▶ **Exercise**
Identify the lines containing the word "image". Copy each one.

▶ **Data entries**

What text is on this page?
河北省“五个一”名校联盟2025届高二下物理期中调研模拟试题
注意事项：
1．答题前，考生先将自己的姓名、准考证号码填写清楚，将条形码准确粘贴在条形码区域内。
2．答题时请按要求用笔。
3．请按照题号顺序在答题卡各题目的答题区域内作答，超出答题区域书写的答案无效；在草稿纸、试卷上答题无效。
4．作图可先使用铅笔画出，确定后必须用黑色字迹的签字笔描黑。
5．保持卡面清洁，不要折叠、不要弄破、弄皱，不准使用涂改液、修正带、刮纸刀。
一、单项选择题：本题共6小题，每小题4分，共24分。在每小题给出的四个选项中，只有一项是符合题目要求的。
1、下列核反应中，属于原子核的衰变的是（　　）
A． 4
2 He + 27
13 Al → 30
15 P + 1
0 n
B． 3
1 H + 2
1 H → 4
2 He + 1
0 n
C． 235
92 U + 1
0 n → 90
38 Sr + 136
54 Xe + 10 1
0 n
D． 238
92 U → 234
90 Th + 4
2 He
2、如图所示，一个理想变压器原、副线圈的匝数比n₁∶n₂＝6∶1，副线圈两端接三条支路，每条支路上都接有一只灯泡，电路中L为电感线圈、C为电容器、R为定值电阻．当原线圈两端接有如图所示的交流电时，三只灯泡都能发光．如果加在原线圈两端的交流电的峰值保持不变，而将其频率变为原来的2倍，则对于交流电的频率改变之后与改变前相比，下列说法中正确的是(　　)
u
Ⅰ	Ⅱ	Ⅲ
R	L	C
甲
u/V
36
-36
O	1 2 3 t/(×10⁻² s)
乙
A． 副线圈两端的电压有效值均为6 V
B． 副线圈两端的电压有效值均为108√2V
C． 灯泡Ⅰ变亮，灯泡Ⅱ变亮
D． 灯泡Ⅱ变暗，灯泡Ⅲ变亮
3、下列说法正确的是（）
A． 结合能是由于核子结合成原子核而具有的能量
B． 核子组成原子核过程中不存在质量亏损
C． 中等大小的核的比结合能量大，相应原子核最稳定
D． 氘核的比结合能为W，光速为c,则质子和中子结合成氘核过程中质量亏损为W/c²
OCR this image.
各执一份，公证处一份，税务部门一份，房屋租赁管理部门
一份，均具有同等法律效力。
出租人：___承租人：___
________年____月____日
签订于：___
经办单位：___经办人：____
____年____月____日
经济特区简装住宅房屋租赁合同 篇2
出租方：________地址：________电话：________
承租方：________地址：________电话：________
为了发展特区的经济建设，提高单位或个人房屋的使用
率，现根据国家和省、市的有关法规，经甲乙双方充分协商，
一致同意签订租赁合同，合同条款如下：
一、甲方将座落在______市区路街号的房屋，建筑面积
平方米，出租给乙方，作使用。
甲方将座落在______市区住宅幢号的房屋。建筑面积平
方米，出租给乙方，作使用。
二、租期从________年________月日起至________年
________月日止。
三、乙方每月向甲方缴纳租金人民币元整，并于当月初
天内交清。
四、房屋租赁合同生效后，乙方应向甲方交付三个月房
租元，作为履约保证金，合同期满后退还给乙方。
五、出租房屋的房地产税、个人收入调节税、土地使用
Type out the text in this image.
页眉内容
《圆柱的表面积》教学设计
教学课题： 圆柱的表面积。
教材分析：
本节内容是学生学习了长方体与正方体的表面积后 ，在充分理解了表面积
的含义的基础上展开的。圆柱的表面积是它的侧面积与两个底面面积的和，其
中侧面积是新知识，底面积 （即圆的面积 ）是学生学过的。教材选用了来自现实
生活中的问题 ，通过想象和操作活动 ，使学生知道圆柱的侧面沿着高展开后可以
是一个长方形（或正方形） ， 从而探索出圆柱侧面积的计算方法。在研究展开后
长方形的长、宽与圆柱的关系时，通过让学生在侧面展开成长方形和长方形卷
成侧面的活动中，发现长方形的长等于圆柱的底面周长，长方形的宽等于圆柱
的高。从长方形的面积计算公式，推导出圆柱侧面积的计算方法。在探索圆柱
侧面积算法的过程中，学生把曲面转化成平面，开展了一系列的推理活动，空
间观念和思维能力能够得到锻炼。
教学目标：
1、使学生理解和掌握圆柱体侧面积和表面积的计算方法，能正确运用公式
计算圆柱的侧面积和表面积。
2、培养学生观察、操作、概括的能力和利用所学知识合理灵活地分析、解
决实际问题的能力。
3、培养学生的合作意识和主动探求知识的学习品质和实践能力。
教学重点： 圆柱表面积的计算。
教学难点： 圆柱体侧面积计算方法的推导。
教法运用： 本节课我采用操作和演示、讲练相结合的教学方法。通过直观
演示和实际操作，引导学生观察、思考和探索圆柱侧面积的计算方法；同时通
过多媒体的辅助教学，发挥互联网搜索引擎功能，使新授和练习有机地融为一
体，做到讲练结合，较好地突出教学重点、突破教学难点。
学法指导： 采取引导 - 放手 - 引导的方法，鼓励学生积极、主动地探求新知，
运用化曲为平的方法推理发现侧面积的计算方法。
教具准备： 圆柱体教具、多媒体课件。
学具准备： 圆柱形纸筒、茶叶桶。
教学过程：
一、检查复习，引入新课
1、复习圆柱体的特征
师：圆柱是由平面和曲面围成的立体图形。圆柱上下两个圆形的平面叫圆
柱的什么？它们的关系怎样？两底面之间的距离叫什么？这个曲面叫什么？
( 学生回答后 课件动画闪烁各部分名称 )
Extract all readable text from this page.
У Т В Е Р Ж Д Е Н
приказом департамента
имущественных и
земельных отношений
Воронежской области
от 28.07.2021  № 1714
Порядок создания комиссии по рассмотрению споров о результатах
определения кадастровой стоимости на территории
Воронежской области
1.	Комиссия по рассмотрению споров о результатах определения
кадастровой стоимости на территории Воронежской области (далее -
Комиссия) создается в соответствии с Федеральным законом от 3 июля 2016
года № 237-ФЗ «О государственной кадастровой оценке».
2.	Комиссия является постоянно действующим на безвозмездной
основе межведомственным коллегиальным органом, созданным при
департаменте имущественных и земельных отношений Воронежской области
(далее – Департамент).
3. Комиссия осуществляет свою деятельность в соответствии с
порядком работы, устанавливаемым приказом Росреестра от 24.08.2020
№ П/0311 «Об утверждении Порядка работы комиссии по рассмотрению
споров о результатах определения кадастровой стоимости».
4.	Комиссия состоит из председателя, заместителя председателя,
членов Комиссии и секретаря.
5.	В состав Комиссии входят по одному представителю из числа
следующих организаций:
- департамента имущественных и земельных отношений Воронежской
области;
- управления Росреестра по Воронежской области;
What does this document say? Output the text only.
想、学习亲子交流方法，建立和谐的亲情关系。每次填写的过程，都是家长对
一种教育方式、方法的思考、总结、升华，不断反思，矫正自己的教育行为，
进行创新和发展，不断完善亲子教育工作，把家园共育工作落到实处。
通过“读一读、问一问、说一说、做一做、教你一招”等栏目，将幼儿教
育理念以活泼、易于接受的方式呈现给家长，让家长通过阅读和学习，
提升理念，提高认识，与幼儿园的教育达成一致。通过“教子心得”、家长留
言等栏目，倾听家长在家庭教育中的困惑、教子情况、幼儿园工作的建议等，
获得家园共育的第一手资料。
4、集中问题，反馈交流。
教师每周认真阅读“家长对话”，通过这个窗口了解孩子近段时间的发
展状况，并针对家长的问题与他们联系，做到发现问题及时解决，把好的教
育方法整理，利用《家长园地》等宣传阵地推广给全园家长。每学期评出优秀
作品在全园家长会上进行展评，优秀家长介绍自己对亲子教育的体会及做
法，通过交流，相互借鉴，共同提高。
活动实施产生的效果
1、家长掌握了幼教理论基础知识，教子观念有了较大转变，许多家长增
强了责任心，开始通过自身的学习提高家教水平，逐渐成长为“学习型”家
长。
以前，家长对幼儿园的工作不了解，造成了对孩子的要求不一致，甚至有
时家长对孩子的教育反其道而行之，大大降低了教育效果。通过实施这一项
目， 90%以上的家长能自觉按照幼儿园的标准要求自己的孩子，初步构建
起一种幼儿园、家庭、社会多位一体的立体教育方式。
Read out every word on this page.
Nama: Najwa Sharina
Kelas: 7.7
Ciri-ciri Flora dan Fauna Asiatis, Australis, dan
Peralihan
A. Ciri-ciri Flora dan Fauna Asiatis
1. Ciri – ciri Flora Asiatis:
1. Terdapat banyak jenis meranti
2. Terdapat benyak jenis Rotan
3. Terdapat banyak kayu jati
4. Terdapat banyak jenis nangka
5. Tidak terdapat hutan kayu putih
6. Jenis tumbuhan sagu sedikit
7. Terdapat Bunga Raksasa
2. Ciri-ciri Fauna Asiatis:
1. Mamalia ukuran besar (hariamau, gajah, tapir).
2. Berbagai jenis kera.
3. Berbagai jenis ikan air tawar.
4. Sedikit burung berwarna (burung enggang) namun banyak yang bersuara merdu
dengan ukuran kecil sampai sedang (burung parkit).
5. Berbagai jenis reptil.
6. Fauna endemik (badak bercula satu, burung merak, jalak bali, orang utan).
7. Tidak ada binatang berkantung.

▶ **Exercise output**
OCR this image.
Type out the text in this image.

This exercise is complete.